→ TASK REQUIREMENTS: Output the data exactly, with every line intact.

A run of records
/---
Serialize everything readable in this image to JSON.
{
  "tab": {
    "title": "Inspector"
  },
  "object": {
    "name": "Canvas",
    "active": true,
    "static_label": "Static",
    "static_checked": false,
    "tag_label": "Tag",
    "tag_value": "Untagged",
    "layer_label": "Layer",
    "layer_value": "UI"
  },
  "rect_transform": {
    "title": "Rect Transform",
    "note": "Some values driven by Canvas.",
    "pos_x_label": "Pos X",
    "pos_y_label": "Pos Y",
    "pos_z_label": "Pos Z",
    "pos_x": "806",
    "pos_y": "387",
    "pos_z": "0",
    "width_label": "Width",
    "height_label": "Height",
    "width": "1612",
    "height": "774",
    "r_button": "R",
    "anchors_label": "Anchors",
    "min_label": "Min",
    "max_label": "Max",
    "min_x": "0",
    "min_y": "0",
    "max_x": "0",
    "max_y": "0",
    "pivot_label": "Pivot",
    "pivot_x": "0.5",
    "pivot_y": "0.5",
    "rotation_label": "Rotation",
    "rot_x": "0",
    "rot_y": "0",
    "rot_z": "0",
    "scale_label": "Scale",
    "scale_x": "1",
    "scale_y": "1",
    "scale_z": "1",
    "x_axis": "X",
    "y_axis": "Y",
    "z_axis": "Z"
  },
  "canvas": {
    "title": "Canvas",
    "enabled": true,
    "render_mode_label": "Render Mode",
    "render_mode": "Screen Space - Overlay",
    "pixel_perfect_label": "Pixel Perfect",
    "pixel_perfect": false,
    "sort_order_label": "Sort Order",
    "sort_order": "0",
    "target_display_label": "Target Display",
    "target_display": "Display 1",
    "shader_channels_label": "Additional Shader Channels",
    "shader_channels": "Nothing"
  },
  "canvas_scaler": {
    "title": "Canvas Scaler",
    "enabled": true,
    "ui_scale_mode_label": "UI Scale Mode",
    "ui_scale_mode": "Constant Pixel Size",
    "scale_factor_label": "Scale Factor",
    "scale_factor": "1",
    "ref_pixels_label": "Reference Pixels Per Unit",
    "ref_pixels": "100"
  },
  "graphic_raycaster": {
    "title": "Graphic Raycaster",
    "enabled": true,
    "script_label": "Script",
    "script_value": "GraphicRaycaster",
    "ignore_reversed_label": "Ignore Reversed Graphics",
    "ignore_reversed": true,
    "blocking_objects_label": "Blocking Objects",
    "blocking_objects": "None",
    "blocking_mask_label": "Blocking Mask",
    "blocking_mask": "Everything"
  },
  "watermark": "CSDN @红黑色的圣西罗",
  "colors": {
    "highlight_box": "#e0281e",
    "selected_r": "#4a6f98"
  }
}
\---
→ SOLUTION:
Serialize everything readable in this image to JSON.
{
  "tab": {
    "title": "Inspector"
  },
  "object": {
    "name": "Canvas",
    "active": true,
    "static_label": "Static",
    "static_checked": false,
    "tag_label": "Tag",
    "tag_value": "Untagged",
    "layer_label": "Layer",
    "layer_value": "UI"
  },
  "rect_transform": {
    "title": "Rect Transform",
    "note": "Some values driven by Canvas.",
    "pos_x_label": "Pos X",
    "pos_y_label": "Pos Y",
    "pos_z_label": "Pos Z",
    "pos_x": "806",
    "pos_y": "387",
    "pos_z": "0",
    "width_label": "Width",
    "height_label": "Height",
    "width": "1612",
    "height": "774",
    "r_button": "R",
    "anchors_label": "Anchors",
    "min_label": "Min",
    "max_label": "Max",
    "min_x": "0",
    "min_y": "0",
    "max_x": "0",
    "max_y": "0",
    "pivot_label": "Pivot",
    "pivot_x": "0.5",
    "pivot_y": "0.5",
    "rotation_label": "Rotation",
    "rot_x": "0",
    "rot_y": "0",
    "rot_z": "0",
    "scale_label": "Scale",
    "scale_x": "1",
    "scale_y": "1",
    "scale_z": "1",
    "x_axis": "X",
    "y_axis": "Y",
    "z_axis": "Z"
  },
  "canvas": {
    "title": "Canvas",
    "enabled": true,
    "render_mode_label": "Render Mode",
    "render_mode": "Screen Space - Overlay",
    "pixel_perfect_label": "Pixel Perfect",
    "pixel_perfect": false,
    "sort_order_label": "Sort Order",
    "sort_order": "0",
    "target_display_label": "Target Display",
    "target_display": "Display 1",
    "shader_channels_label": "Additional Shader Channels",
    "shader_channels": "Nothing"
  },
  "canvas_scaler": {
    "title": "Canvas Scaler",
    "enabled": true,
    "ui_scale_mode_label": "UI Scale Mode",
    "ui_scale_mode": "Constant Pixel Size",
    "scale_factor_label": "Scale Factor",
    "scale_factor": "1",
    "ref_pixels_label": "Reference Pixels Per Unit",
    "ref_pixels": "100"
  },
  "graphic_raycaster": {
    "title": "Graphic Raycaster",
    "enabled": true,
    "script_label": "Script",
    "script_value": "GraphicRaycaster",
    "ignore_reversed_label": "Ignore Reversed Graphics",
    "ignore_reversed": true,
    "blocking_objects_label": "Blocking Objects",
    "blocking_objects": "None",
    "blocking_mask_label": "Blocking Mask",
    "blocking_mask": "Everything"
  },
  "watermark": "CSDN @红黑色的圣西罗",
  "colors": {
    "highlight_box": "#e0281e",
    "selected_r": "#4a6f98"
  }
}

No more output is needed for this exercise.